Set problem -
Render the lines from the start of the records through the line containing "tick-x-10: 20:00 bbox=[574, 358, 604, 372]" as a Markdown table with two columns, Row and Line. Number each line in the Row column, and omit any blank lines.

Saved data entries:
##########
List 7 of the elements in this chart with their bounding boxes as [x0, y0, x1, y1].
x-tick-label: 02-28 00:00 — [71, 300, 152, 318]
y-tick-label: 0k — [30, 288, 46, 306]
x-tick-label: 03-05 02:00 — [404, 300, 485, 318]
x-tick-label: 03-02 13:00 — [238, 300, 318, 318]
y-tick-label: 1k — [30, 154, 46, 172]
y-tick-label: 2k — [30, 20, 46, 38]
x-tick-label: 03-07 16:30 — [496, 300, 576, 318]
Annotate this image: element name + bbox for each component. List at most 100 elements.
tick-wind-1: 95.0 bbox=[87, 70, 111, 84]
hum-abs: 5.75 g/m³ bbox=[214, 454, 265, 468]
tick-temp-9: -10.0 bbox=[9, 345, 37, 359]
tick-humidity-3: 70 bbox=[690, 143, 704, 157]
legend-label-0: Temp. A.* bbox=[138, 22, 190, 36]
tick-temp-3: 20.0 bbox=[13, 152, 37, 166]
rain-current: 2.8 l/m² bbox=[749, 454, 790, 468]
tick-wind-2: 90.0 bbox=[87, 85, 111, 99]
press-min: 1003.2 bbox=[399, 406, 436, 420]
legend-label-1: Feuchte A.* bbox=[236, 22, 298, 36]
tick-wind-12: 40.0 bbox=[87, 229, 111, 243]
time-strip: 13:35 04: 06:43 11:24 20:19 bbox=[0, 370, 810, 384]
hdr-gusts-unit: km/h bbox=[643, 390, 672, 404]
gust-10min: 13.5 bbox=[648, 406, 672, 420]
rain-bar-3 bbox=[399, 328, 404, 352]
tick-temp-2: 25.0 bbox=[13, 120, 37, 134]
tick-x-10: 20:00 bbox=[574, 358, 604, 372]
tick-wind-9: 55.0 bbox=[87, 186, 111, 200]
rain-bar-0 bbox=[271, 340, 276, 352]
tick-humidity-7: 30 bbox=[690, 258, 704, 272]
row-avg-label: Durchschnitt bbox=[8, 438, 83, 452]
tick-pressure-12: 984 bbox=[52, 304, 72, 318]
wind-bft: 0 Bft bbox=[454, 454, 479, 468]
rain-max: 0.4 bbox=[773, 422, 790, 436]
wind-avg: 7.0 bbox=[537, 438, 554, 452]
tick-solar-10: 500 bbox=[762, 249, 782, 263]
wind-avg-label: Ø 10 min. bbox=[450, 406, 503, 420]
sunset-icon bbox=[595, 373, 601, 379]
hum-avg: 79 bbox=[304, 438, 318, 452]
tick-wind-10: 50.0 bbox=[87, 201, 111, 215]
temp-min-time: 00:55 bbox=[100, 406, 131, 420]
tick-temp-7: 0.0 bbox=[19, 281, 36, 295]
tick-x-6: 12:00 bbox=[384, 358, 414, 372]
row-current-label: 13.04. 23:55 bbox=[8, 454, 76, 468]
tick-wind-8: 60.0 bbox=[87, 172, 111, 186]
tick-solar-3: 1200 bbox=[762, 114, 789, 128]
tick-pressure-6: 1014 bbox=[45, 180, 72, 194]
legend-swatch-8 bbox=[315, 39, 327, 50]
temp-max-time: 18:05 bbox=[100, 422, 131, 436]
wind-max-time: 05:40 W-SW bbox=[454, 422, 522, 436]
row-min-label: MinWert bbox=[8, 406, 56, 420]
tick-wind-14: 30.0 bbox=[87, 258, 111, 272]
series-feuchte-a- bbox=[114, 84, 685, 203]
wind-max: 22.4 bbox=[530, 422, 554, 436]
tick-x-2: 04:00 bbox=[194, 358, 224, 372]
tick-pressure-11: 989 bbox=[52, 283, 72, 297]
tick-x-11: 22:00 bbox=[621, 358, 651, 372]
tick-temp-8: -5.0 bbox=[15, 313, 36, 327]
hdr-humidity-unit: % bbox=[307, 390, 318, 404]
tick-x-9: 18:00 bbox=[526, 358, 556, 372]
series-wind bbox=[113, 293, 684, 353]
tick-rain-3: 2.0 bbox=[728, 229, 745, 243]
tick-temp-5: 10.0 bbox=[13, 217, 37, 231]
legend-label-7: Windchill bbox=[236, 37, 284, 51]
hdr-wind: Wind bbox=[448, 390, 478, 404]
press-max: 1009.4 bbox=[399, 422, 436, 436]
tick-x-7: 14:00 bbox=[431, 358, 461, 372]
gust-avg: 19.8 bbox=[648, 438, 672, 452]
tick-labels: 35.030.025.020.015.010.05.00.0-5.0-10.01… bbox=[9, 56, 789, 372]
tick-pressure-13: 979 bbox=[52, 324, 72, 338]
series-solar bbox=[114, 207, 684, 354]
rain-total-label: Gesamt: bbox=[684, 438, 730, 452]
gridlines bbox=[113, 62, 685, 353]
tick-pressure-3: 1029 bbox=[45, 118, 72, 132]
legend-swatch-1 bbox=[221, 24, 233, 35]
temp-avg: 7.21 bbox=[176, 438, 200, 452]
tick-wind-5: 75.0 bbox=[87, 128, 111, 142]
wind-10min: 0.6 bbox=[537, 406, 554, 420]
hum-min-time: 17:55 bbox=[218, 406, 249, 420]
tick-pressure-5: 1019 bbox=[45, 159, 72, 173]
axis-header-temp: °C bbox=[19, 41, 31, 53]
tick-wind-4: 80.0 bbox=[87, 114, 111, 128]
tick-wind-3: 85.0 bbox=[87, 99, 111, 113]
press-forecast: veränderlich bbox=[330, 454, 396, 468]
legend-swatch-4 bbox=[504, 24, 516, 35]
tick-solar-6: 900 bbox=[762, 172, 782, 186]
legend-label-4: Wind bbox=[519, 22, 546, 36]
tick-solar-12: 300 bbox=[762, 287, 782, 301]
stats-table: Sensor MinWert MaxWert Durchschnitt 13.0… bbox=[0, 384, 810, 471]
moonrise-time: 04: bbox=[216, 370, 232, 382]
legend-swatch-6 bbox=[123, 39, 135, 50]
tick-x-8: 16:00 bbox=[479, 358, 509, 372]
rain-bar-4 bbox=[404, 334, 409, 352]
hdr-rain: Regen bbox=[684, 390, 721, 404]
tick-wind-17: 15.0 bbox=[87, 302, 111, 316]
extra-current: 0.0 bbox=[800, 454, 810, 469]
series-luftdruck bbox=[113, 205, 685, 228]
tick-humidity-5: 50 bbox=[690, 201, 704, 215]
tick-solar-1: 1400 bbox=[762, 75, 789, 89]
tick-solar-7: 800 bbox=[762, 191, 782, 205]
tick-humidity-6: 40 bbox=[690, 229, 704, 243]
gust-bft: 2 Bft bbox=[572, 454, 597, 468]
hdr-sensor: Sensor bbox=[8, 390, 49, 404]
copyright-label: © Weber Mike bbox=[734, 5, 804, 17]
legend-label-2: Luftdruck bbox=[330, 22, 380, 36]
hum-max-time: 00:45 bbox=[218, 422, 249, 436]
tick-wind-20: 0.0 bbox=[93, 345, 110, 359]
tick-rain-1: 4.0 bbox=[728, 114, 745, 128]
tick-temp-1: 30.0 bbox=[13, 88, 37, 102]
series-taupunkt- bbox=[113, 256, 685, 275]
##########
Task answer -
| Row | Line |
|---|---|
| 1 | List 7 of the elements in this chart with their bounding boxes as [x0, y0, x1, y1]. |
| 2 | x-tick-label: 02-28 00:00 — [71, 300, 152, 318] |
| 3 | y-tick-label: 0k — [30, 288, 46, 306] |
| 4 | x-tick-label: 03-05 02:00 — [404, 300, 485, 318] |
| 5 | x-tick-label: 03-02 13:00 — [238, 300, 318, 318] |
| 6 | y-tick-label: 1k — [30, 154, 46, 172] |
| 7 | y-tick-label: 2k — [30, 20, 46, 38] |
| 8 | x-tick-label: 03-07 16:30 — [496, 300, 576, 318] |
| 9 | Annotate this image: element name + bbox for each component. List at most 100 elements. |
| 10 | tick-wind-1: 95.0 bbox=[87, 70, 111, 84] |
| 11 | hum-abs: 5.75 g/m³ bbox=[214, 454, 265, 468] |
| 12 | tick-temp-9: -10.0 bbox=[9, 345, 37, 359] |
| 13 | tick-humidity-3: 70 bbox=[690, 143, 704, 157] |
| 14 | legend-label-0: Temp. A.* bbox=[138, 22, 190, 36] |
| 15 | tick-temp-3: 20.0 bbox=[13, 152, 37, 166] |
| 16 | rain-current: 2.8 l/m² bbox=[749, 454, 790, 468] |
| 17 | tick-wind-2: 90.0 bbox=[87, 85, 111, 99] |
| 18 | press-min: 1003.2 bbox=[399, 406, 436, 420] |
| 19 | legend-label-1: Feuchte A.* bbox=[236, 22, 298, 36] |
| 20 | tick-wind-12: 40.0 bbox=[87, 229, 111, 243] |
| 21 | time-strip: 13:35 04: 06:43 11:24 20:19 bbox=[0, 370, 810, 384] |
| 22 | hdr-gusts-unit: km/h bbox=[643, 390, 672, 404] |
| 23 | gust-10min: 13.5 bbox=[648, 406, 672, 420] |
| 24 | rain-bar-3 bbox=[399, 328, 404, 352] |
| 25 | tick-temp-2: 25.0 bbox=[13, 120, 37, 134] |
| 26 | tick-x-10: 20:00 bbox=[574, 358, 604, 372] |